What needs to be done: In the material below, find all lines with the string "Whites" and copy them.

begin

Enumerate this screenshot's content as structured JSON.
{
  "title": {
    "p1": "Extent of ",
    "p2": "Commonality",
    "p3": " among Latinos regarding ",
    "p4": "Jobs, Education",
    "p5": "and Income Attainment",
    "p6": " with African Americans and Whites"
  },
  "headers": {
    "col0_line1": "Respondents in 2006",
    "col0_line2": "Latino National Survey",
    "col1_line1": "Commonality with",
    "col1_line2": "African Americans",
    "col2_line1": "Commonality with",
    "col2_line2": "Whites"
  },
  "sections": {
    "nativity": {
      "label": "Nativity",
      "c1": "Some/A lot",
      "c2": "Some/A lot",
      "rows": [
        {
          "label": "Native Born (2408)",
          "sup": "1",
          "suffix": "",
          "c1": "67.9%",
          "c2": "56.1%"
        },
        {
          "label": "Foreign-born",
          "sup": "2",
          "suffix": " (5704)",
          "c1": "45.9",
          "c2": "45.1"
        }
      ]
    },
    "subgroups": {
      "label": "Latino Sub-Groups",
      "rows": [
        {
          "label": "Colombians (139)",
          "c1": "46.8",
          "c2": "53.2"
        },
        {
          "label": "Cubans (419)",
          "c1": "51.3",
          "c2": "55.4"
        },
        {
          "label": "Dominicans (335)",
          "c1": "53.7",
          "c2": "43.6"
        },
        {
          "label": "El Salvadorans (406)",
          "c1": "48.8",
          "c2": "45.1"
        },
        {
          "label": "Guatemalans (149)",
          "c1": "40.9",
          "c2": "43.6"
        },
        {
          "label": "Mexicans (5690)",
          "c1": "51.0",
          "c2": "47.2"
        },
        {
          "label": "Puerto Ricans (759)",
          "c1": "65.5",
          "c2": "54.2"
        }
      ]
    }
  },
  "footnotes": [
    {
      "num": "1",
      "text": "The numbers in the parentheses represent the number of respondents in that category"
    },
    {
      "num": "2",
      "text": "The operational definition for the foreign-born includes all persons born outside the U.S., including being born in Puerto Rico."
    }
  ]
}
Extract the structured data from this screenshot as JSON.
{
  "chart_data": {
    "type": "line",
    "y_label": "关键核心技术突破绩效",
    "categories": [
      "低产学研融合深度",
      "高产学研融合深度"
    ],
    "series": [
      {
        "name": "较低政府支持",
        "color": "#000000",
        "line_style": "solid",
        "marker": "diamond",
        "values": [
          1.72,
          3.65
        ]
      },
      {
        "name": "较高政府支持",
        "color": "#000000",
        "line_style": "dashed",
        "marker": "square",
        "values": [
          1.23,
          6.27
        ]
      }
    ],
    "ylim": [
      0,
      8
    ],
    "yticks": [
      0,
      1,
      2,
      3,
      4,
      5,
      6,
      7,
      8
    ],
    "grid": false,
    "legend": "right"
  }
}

end

Exercise response:
    "p6": " with African Americans and Whites"
    "col2_line2": "Whites"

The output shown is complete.